- PROBLEM REQUIREMENTS
Copy every entry exactly.

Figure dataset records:
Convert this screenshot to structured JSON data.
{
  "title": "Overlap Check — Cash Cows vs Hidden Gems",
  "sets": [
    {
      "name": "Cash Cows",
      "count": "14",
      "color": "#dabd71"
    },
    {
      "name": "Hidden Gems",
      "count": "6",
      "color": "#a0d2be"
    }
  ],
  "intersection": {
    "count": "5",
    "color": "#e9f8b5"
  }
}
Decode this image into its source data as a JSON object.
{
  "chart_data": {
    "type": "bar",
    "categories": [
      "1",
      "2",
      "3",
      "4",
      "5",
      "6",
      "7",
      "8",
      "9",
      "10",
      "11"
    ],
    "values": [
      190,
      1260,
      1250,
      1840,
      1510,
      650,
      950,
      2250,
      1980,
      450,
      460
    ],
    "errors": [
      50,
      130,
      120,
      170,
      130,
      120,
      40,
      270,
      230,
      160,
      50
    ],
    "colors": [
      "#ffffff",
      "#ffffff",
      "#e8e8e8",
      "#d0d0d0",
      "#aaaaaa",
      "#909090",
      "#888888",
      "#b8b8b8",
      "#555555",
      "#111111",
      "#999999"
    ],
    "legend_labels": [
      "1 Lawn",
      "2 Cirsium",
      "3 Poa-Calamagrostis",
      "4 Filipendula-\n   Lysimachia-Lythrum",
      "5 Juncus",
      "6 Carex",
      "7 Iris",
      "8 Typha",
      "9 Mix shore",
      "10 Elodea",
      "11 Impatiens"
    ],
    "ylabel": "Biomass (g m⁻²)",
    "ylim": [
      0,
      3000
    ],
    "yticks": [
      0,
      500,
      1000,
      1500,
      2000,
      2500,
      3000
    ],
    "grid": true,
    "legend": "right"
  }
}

- SOLUTION
Convert this screenshot to structured JSON data.
{
  "title": "Overlap Check — Cash Cows vs Hidden Gems",
  "sets": [
    {
      "name": "Cash Cows",
      "count": "14",
      "color": "#dabd71"
    },
    {
      "name": "Hidden Gems",
      "count": "6",
      "color": "#a0d2be"
    }
  ],
  "intersection": {
    "count": "5",
    "color": "#e9f8b5"
  }
}
Decode this image into its source data as a JSON object.
{
  "chart_data": {
    "type": "bar",
    "categories": [
      "1",
      "2",
      "3",
      "4",
      "5",
      "6",
      "7",
      "8",
      "9",
      "10",
      "11"
    ],
    "values": [
      190,
      1260,
      1250,
      1840,
      1510,
      650,
      950,
      2250,
      1980,
      450,
      460
    ],
    "errors": [
      50,
      130,
      120,
      170,
      130,
      120,
      40,
      270,
      230,
      160,
      50
    ],
    "colors": [
      "#ffffff",
      "#ffffff",
      "#e8e8e8",
      "#d0d0d0",
      "#aaaaaa",
      "#909090",
      "#888888",
      "#b8b8b8",
      "#555555",
      "#111111",
      "#999999"
    ],
    "legend_labels": [
      "1 Lawn",
      "2 Cirsium",
      "3 Poa-Calamagrostis",
      "4 Filipendula-\n   Lysimachia-Lythrum",
      "5 Juncus",
      "6 Carex",
      "7 Iris",
      "8 Typha",
      "9 Mix shore",
      "10 Elodea",
      "11 Impatiens"
    ],
    "ylabel": "Biomass (g m⁻²)",
    "ylim": [
      0,
      3000
    ],
    "yticks": [
      0,
      500,
      1000,
      1500,
      2000,
      2500,
      3000
    ],
    "grid": true,
    "legend": "right"
  }
}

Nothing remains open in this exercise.